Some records
___
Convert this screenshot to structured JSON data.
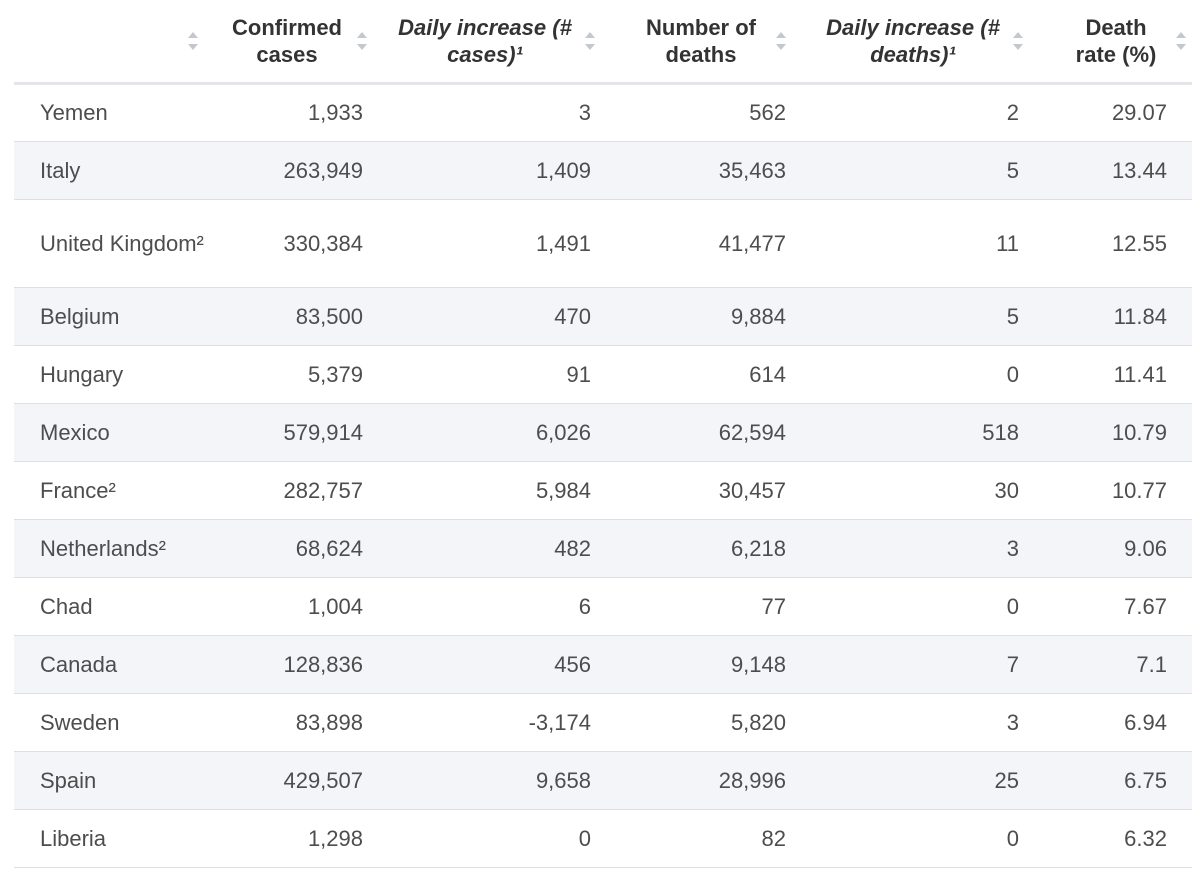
{
  "table": {
    "headers": [
      {
        "label": "",
        "italic": false
      },
      {
        "label": "Confirmed cases",
        "italic": false
      },
      {
        "label": "Daily increase (# cases)¹",
        "italic": true
      },
      {
        "label": "Number of deaths",
        "italic": false
      },
      {
        "label": "Daily increase (# deaths)¹",
        "italic": true
      },
      {
        "label": "Death rate (%)",
        "italic": false
      }
    ],
    "rows": [
      {
        "country": "Yemen",
        "confirmed": "1,933",
        "daily_cases": "3",
        "deaths": "562",
        "daily_deaths": "2",
        "death_rate": "29.07"
      },
      {
        "country": "Italy",
        "confirmed": "263,949",
        "daily_cases": "1,409",
        "deaths": "35,463",
        "daily_deaths": "5",
        "death_rate": "13.44"
      },
      {
        "country": "United Kingdom²",
        "confirmed": "330,384",
        "daily_cases": "1,491",
        "deaths": "41,477",
        "daily_deaths": "11",
        "death_rate": "12.55"
      },
      {
        "country": "Belgium",
        "confirmed": "83,500",
        "daily_cases": "470",
        "deaths": "9,884",
        "daily_deaths": "5",
        "death_rate": "11.84"
      },
      {
        "country": "Hungary",
        "confirmed": "5,379",
        "daily_cases": "91",
        "deaths": "614",
        "daily_deaths": "0",
        "death_rate": "11.41"
      },
      {
        "country": "Mexico",
        "confirmed": "579,914",
        "daily_cases": "6,026",
        "deaths": "62,594",
        "daily_deaths": "518",
        "death_rate": "10.79"
      },
      {
        "country": "France²",
        "confirmed": "282,757",
        "daily_cases": "5,984",
        "deaths": "30,457",
        "daily_deaths": "30",
        "death_rate": "10.77"
      },
      {
        "country": "Netherlands²",
        "confirmed": "68,624",
        "daily_cases": "482",
        "deaths": "6,218",
        "daily_deaths": "3",
        "death_rate": "9.06"
      },
      {
        "country": "Chad",
        "confirmed": "1,004",
        "daily_cases": "6",
        "deaths": "77",
        "daily_deaths": "0",
        "death_rate": "7.67"
      },
      {
        "country": "Canada",
        "confirmed": "128,836",
        "daily_cases": "456",
        "deaths": "9,148",
        "daily_deaths": "7",
        "death_rate": "7.1"
      },
      {
        "country": "Sweden",
        "confirmed": "83,898",
        "daily_cases": "-3,174",
        "deaths": "5,820",
        "daily_deaths": "3",
        "death_rate": "6.94"
      },
      {
        "country": "Spain",
        "confirmed": "429,507",
        "daily_cases": "9,658",
        "deaths": "28,996",
        "daily_deaths": "25",
        "death_rate": "6.75"
      },
      {
        "country": "Liberia",
        "confirmed": "1,298",
        "daily_cases": "0",
        "deaths": "82",
        "daily_deaths": "0",
        "death_rate": "6.32"
      }
    ]
  },
  "icons": {
    "sort": "sort-arrows-icon"
  },
  "colors": {
    "row_alt_bg": "#f3f5f9",
    "header_text": "#333333",
    "body_text": "#4d4d4d",
    "sort_icon": "#c4c7cc",
    "border": "#dcdfe3"
  }
}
___
Each record must be quoted in full and exactly. Do not include the pictures.

* OUTPUT FOR THIS EXERCISE:
Convert this screenshot to structured JSON data.
{
  "table": {
    "headers": [
      {
        "label": "",
        "italic": false
      },
      {
        "label": "Confirmed cases",
        "italic": false
      },
      {
        "label": "Daily increase (# cases)¹",
        "italic": true
      },
      {
        "label": "Number of deaths",
        "italic": false
      },
      {
        "label": "Daily increase (# deaths)¹",
        "italic": true
      },
      {
        "label": "Death rate (%)",
        "italic": false
      }
    ],
    "rows": [
      {
        "country": "Yemen",
        "confirmed": "1,933",
        "daily_cases": "3",
        "deaths": "562",
        "daily_deaths": "2",
        "death_rate": "29.07"
      },
      {
        "country": "Italy",
        "confirmed": "263,949",
        "daily_cases": "1,409",
        "deaths": "35,463",
        "daily_deaths": "5",
        "death_rate": "13.44"
      },
      {
        "country": "United Kingdom²",
        "confirmed": "330,384",
        "daily_cases": "1,491",
        "deaths": "41,477",
        "daily_deaths": "11",
        "death_rate": "12.55"
      },
      {
        "country": "Belgium",
        "confirmed": "83,500",
        "daily_cases": "470",
        "deaths": "9,884",
        "daily_deaths": "5",
        "death_rate": "11.84"
      },
      {
        "country": "Hungary",
        "confirmed": "5,379",
        "daily_cases": "91",
        "deaths": "614",
        "daily_deaths": "0",
        "death_rate": "11.41"
      },
      {
        "country": "Mexico",
        "confirmed": "579,914",
        "daily_cases": "6,026",
        "deaths": "62,594",
        "daily_deaths": "518",
        "death_rate": "10.79"
      },
      {
        "country": "France²",
        "confirmed": "282,757",
        "daily_cases": "5,984",
        "deaths": "30,457",
        "daily_deaths": "30",
        "death_rate": "10.77"
      },
      {
        "country": "Netherlands²",
        "confirmed": "68,624",
        "daily_cases": "482",
        "deaths": "6,218",
        "daily_deaths": "3",
        "death_rate": "9.06"
      },
      {
        "country": "Chad",
        "confirmed": "1,004",
        "daily_cases": "6",
        "deaths": "77",
        "daily_deaths": "0",
        "death_rate": "7.67"
      },
      {
        "country": "Canada",
        "confirmed": "128,836",
        "daily_cases": "456",
        "deaths": "9,148",
        "daily_deaths": "7",
        "death_rate": "7.1"
      },
      {
        "country": "Sweden",
        "confirmed": "83,898",
        "daily_cases": "-3,174",
        "deaths": "5,820",
        "daily_deaths": "3",
        "death_rate": "6.94"
      },
      {
        "country": "Spain",
        "confirmed": "429,507",
        "daily_cases": "9,658",
        "deaths": "28,996",
        "daily_deaths": "25",
        "death_rate": "6.75"
      },
      {
        "country": "Liberia",
        "confirmed": "1,298",
        "daily_cases": "0",
        "deaths": "82",
        "daily_deaths": "0",
        "death_rate": "6.32"
      }
    ]
  },
  "icons": {
    "sort": "sort-arrows-icon"
  },
  "colors": {
    "row_alt_bg": "#f3f5f9",
    "header_text": "#333333",
    "body_text": "#4d4d4d",
    "sort_icon": "#c4c7cc",
    "border": "#dcdfe3"
  }
}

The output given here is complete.